Data shown start

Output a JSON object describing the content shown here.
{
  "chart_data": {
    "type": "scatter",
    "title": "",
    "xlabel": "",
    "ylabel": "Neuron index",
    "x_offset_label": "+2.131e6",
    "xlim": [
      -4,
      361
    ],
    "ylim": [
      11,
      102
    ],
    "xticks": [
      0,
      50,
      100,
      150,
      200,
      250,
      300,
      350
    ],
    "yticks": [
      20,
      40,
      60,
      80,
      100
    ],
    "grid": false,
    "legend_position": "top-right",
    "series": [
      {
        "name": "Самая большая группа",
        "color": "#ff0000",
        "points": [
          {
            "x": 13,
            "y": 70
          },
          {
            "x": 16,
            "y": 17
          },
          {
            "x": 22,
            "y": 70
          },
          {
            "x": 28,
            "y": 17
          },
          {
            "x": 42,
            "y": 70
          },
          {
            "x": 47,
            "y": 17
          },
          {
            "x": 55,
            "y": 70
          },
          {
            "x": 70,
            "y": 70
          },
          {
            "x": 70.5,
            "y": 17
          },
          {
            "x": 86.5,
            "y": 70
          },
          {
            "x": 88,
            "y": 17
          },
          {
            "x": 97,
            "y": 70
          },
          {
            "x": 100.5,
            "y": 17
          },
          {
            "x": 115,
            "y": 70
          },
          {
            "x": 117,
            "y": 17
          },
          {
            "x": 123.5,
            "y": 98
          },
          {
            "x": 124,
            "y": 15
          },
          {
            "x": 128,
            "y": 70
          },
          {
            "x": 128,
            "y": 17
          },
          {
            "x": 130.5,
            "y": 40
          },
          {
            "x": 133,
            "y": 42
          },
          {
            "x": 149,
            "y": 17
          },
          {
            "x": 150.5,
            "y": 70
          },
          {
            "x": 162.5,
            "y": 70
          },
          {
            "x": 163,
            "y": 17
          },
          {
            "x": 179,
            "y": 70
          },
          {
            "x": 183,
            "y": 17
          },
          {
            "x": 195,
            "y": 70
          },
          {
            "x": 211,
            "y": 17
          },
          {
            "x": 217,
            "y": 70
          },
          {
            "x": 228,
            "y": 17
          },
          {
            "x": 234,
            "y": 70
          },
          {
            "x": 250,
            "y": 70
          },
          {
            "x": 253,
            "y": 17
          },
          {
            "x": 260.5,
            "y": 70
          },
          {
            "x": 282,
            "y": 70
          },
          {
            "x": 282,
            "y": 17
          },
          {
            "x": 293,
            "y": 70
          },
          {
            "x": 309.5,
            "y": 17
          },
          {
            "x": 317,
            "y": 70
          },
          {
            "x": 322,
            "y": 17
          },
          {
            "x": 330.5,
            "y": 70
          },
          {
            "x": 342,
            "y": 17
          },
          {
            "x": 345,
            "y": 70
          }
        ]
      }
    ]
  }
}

Data shown end

Print every line of the records exactly. Omit nothing.

Output a JSON object describing the content shown here.
{
  "chart_data": {
    "type": "scatter",
    "title": "",
    "xlabel": "",
    "ylabel": "Neuron index",
    "x_offset_label": "+2.131e6",
    "xlim": [
      -4,
      361
    ],
    "ylim": [
      11,
      102
    ],
    "xticks": [
      0,
      50,
      100,
      150,
      200,
      250,
      300,
      350
    ],
    "yticks": [
      20,
      40,
      60,
      80,
      100
    ],
    "grid": false,
    "legend_position": "top-right",
    "series": [
      {
        "name": "Самая большая группа",
        "color": "#ff0000",
        "points": [
          {
            "x": 13,
            "y": 70
          },
          {
            "x": 16,
            "y": 17
          },
          {
            "x": 22,
            "y": 70
          },
          {
            "x": 28,
            "y": 17
          },
          {
            "x": 42,
            "y": 70
          },
          {
            "x": 47,
            "y": 17
          },
          {
            "x": 55,
            "y": 70
          },
          {
            "x": 70,
            "y": 70
          },
          {
            "x": 70.5,
            "y": 17
          },
          {
            "x": 86.5,
            "y": 70
          },
          {
            "x": 88,
            "y": 17
          },
          {
            "x": 97,
            "y": 70
          },
          {
            "x": 100.5,
            "y": 17
          },
          {
            "x": 115,
            "y": 70
          },
          {
            "x": 117,
            "y": 17
          },
          {
            "x": 123.5,
            "y": 98
          },
          {
            "x": 124,
            "y": 15
          },
          {
            "x": 128,
            "y": 70
          },
          {
            "x": 128,
            "y": 17
          },
          {
            "x": 130.5,
            "y": 40
          },
          {
            "x": 133,
            "y": 42
          },
          {
            "x": 149,
            "y": 17
          },
          {
            "x": 150.5,
            "y": 70
          },
          {
            "x": 162.5,
            "y": 70
          },
          {
            "x": 163,
            "y": 17
          },
          {
            "x": 179,
            "y": 70
          },
          {
            "x": 183,
            "y": 17
          },
          {
            "x": 195,
            "y": 70
          },
          {
            "x": 211,
            "y": 17
          },
          {
            "x": 217,
            "y": 70
          },
          {
            "x": 228,
            "y": 17
          },
          {
            "x": 234,
            "y": 70
          },
          {
            "x": 250,
            "y": 70
          },
          {
            "x": 253,
            "y": 17
          },
          {
            "x": 260.5,
            "y": 70
          },
          {
            "x": 282,
            "y": 70
          },
          {
            "x": 282,
            "y": 17
          },
          {
            "x": 293,
            "y": 70
          },
          {
            "x": 309.5,
            "y": 17
          },
          {
            "x": 317,
            "y": 70
          },
          {
            "x": 322,
            "y": 17
          },
          {
            "x": 330.5,
            "y": 70
          },
          {
            "x": 342,
            "y": 17
          },
          {
            "x": 345,
            "y": 70
          }
        ]
      }
    ]
  }
}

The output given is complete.